» **WHAT THE TASK REQUIRES**:
Locate each line in the records below that contains the word "title", and copy those lines out in full.

» **INFORMATION GIVEN**:
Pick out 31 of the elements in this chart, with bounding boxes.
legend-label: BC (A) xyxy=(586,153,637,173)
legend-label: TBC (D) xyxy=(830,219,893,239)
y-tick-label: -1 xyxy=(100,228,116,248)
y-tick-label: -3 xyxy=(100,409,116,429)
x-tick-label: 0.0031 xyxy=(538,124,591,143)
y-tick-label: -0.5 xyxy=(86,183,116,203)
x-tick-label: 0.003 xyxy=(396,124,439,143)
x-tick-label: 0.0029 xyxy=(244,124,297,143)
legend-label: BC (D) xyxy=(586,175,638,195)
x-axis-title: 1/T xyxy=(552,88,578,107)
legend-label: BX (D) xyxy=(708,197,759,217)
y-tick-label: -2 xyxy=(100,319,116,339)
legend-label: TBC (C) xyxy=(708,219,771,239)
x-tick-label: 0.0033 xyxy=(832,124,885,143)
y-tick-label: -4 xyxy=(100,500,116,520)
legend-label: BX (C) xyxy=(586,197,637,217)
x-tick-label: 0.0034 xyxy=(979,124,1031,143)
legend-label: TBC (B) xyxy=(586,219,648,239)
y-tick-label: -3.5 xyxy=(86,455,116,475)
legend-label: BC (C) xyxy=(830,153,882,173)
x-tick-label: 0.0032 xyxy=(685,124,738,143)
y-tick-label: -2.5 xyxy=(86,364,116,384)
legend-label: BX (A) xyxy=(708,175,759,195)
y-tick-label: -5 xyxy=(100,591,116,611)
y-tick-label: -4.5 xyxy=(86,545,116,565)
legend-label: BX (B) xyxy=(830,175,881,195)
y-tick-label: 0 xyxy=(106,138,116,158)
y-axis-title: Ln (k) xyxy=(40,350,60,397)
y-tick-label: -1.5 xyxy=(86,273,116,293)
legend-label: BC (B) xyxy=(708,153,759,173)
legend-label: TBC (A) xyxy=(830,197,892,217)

* * *

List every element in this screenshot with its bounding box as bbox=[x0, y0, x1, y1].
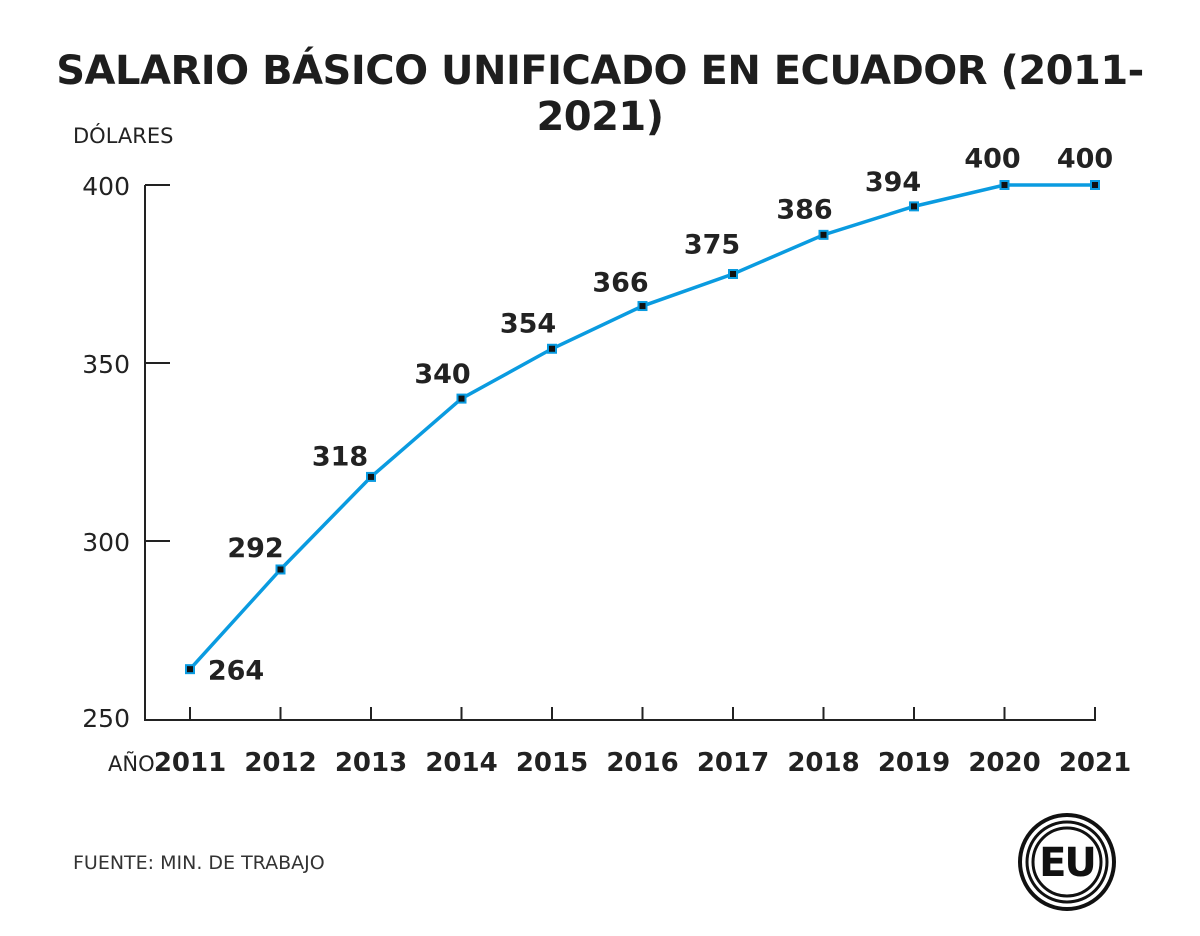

» **RESPONSE**:
x-axis-title: 1/T xyxy=(552,88,578,107)
y-axis-title: Ln (k) xyxy=(40,350,60,397)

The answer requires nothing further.